** Stated task **
Take from the listing each line that has the string "this".

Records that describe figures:
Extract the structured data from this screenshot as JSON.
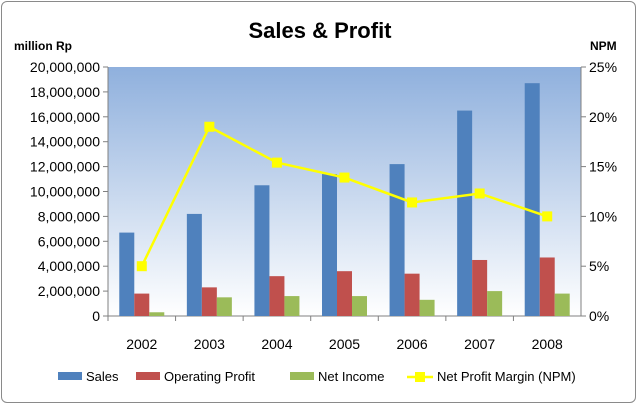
{
  "chart_data": {
    "type": "bar",
    "title": "Sales & Profit",
    "ylabel": "million Rp",
    "y2label": "NPM",
    "categories": [
      "2002",
      "2003",
      "2004",
      "2005",
      "2006",
      "2007",
      "2008"
    ],
    "ylim": [
      0,
      20000000
    ],
    "y2lim": [
      0,
      0.25
    ],
    "y_ticks": [
      "0",
      "2,000,000",
      "4,000,000",
      "6,000,000",
      "8,000,000",
      "10,000,000",
      "12,000,000",
      "14,000,000",
      "16,000,000",
      "18,000,000",
      "20,000,000"
    ],
    "y2_ticks": [
      "0%",
      "5%",
      "10%",
      "15%",
      "20%",
      "25%"
    ],
    "series": [
      {
        "name": "Sales",
        "type": "bar",
        "color": "#4f81bd",
        "values": [
          6700000,
          8200000,
          10500000,
          11400000,
          12200000,
          16500000,
          18700000
        ]
      },
      {
        "name": "Operating Profit",
        "type": "bar",
        "color": "#c0504d",
        "values": [
          1800000,
          2300000,
          3200000,
          3600000,
          3400000,
          4500000,
          4700000
        ]
      },
      {
        "name": "Net Income",
        "type": "bar",
        "color": "#9bbb59",
        "values": [
          300000,
          1500000,
          1600000,
          1600000,
          1300000,
          2000000,
          1800000
        ]
      },
      {
        "name": "Net Profit Margin (NPM)",
        "type": "line",
        "axis": "right",
        "color": "#ffff00",
        "values": [
          0.05,
          0.19,
          0.154,
          0.139,
          0.114,
          0.123,
          0.1
        ]
      }
    ],
    "legend_position": "bottom",
    "grid": false
  }
}
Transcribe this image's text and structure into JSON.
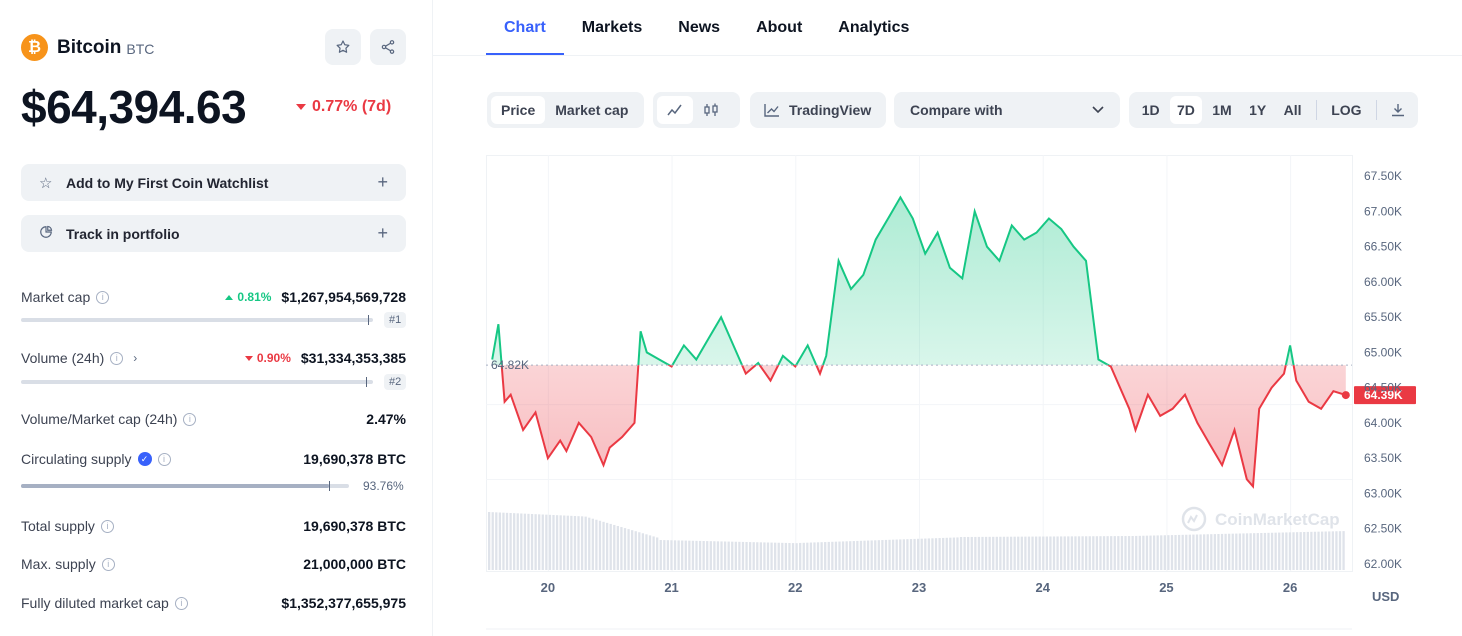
{
  "coin": {
    "name": "Bitcoin",
    "symbol": "BTC",
    "logo_glyph": "₿",
    "price": "$64,394.63",
    "change": "0.77% (7d)"
  },
  "actions": {
    "watchlist_label": "Add to My First Coin Watchlist",
    "portfolio_label": "Track in portfolio"
  },
  "stats": {
    "market_cap": {
      "label": "Market cap",
      "change": "0.81%",
      "value": "$1,267,954,569,728",
      "rank": "#1"
    },
    "volume": {
      "label": "Volume (24h)",
      "change": "0.90%",
      "value": "$31,334,353,385",
      "rank": "#2"
    },
    "vol_mcap": {
      "label": "Volume/Market cap (24h)",
      "value": "2.47%"
    },
    "circulating": {
      "label": "Circulating supply",
      "value": "19,690,378 BTC",
      "percent": "93.76%",
      "fraction": 0.9376
    },
    "total_supply": {
      "label": "Total supply",
      "value": "19,690,378 BTC"
    },
    "max_supply": {
      "label": "Max. supply",
      "value": "21,000,000 BTC"
    },
    "fdmc": {
      "label": "Fully diluted market cap",
      "value": "$1,352,377,655,975"
    }
  },
  "tabs": [
    "Chart",
    "Markets",
    "News",
    "About",
    "Analytics"
  ],
  "toolbar": {
    "price": "Price",
    "market_cap": "Market cap",
    "tradingview": "TradingView",
    "compare": "Compare with",
    "ranges": [
      "1D",
      "7D",
      "1M",
      "1Y",
      "All"
    ],
    "log": "LOG"
  },
  "colors": {
    "up": "#16c784",
    "down": "#ea3943",
    "accent": "#3861fb"
  },
  "chart_data": {
    "type": "area",
    "baseline": 64820,
    "baseline_label": "64.82K",
    "current_label": "64.39K",
    "current": 64394.63,
    "ylim": [
      61900,
      67800
    ],
    "yticks": [
      "67.50K",
      "67.00K",
      "66.50K",
      "66.00K",
      "65.50K",
      "65.00K",
      "64.50K",
      "64.00K",
      "63.50K",
      "63.00K",
      "62.50K",
      "62.00K"
    ],
    "ytick_values": [
      67500,
      67000,
      66500,
      66000,
      65500,
      65000,
      64500,
      64000,
      63500,
      63000,
      62500,
      62000
    ],
    "xticks": [
      "20",
      "21",
      "22",
      "23",
      "24",
      "25",
      "26"
    ],
    "xtick_positions": [
      20,
      21,
      22,
      23,
      24,
      25,
      26
    ],
    "xlim": [
      19.5,
      26.5
    ],
    "unit": "USD",
    "watermark": "CoinMarketCap",
    "x": [
      19.55,
      19.6,
      19.65,
      19.7,
      19.8,
      19.9,
      20.0,
      20.1,
      20.15,
      20.25,
      20.35,
      20.45,
      20.5,
      20.6,
      20.7,
      20.75,
      20.8,
      20.9,
      21.0,
      21.1,
      21.2,
      21.3,
      21.4,
      21.5,
      21.6,
      21.7,
      21.8,
      21.9,
      22.0,
      22.1,
      22.2,
      22.25,
      22.35,
      22.45,
      22.55,
      22.65,
      22.75,
      22.85,
      22.95,
      23.05,
      23.15,
      23.25,
      23.35,
      23.45,
      23.55,
      23.65,
      23.75,
      23.85,
      23.95,
      24.05,
      24.15,
      24.25,
      24.35,
      24.45,
      24.55,
      24.65,
      24.7,
      24.75,
      24.85,
      24.95,
      25.05,
      25.15,
      25.25,
      25.35,
      25.45,
      25.55,
      25.65,
      25.7,
      25.75,
      25.85,
      25.95,
      26.0,
      26.05,
      26.15,
      26.25,
      26.35,
      26.45
    ],
    "y": [
      64900,
      65400,
      64300,
      64400,
      63900,
      64150,
      63500,
      63750,
      63600,
      64000,
      63800,
      63400,
      63650,
      63800,
      64000,
      65300,
      65000,
      64900,
      64800,
      65100,
      64900,
      65200,
      65500,
      65100,
      64700,
      64850,
      64600,
      64950,
      64800,
      65100,
      64700,
      64950,
      66300,
      65900,
      66100,
      66600,
      66900,
      67200,
      66900,
      66400,
      66700,
      66200,
      66050,
      67000,
      66500,
      66300,
      66800,
      66600,
      66700,
      66900,
      66750,
      66500,
      66300,
      64900,
      64800,
      64400,
      64200,
      63900,
      64400,
      64100,
      64200,
      64400,
      64000,
      63700,
      63400,
      63900,
      63200,
      63100,
      64200,
      64500,
      64700,
      65100,
      64600,
      64300,
      64200,
      64450,
      64394.63
    ],
    "volume_note": "volume bars shown without values"
  }
}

** Complete output **
Extract the structured data from this screenshot as JSON.
Transcribe this image's text and structure into JSON.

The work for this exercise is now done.